>> Start

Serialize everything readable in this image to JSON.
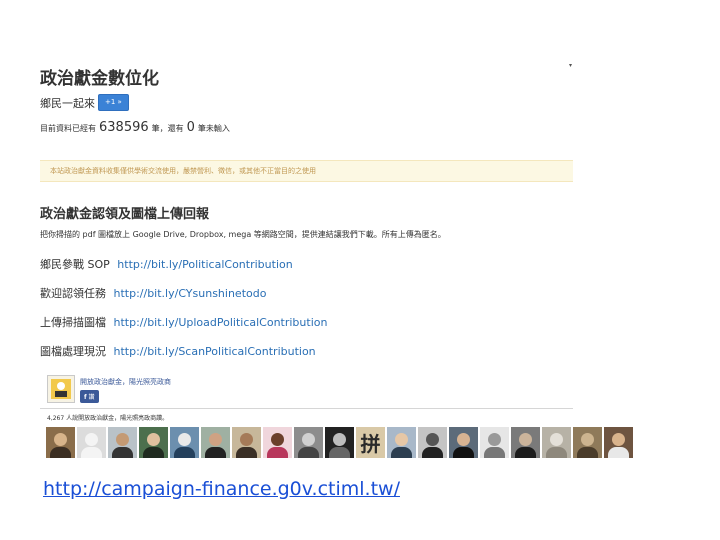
{
  "header": {
    "title": "政治獻金數位化",
    "subtitle": "鄉民一起來",
    "plus_button": "+1 »",
    "count_prefix": "目前資料已經有",
    "count_total": "638596",
    "count_middle": "筆，還有",
    "count_remaining": "0",
    "count_suffix": "筆未輸入",
    "corner_mark": "▾"
  },
  "alert": {
    "text": "本站政治獻金資料收集僅供學術交流使用，嚴禁營利、徵信，或其他不正當目的之使用"
  },
  "section": {
    "title": "政治獻金認領及圖檔上傳回報",
    "description": "把你掃描的 pdf 圖檔放上 Google Drive, Dropbox, mega 等網路空間，提供連結讓我們下載。所有上傳為匿名。",
    "links": [
      {
        "label": "鄉民參戰 SOP",
        "url": "http://bit.ly/PoliticalContribution"
      },
      {
        "label": "歡迎認領任務",
        "url": "http://bit.ly/CYsunshinetodo"
      },
      {
        "label": "上傳掃描圖檔",
        "url": "http://bit.ly/UploadPoliticalContribution"
      },
      {
        "label": "圖檔處理現況",
        "url": "http://bit.ly/ScanPoliticalContribution"
      }
    ]
  },
  "facebook": {
    "page_name": "開放政治獻金，陽光照亮政商",
    "like_label": "讚",
    "like_count_text": "4,267 人說開放政治獻金，陽光照亮政商讚。",
    "char_face": "拼"
  },
  "footer": {
    "url": "http://campaign-finance.g0v.ctiml.tw/"
  },
  "colors": {
    "link": "#2a6fb5",
    "button": "#3b82d6",
    "facebook": "#3b5998",
    "alert_bg": "#fcf8e3",
    "alert_text": "#c09853"
  }
}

>> End

- WHAT TO DO -
Work out how many lines above have the string "http" in them, and give only the number.

- FINISHED EXERCISE -
5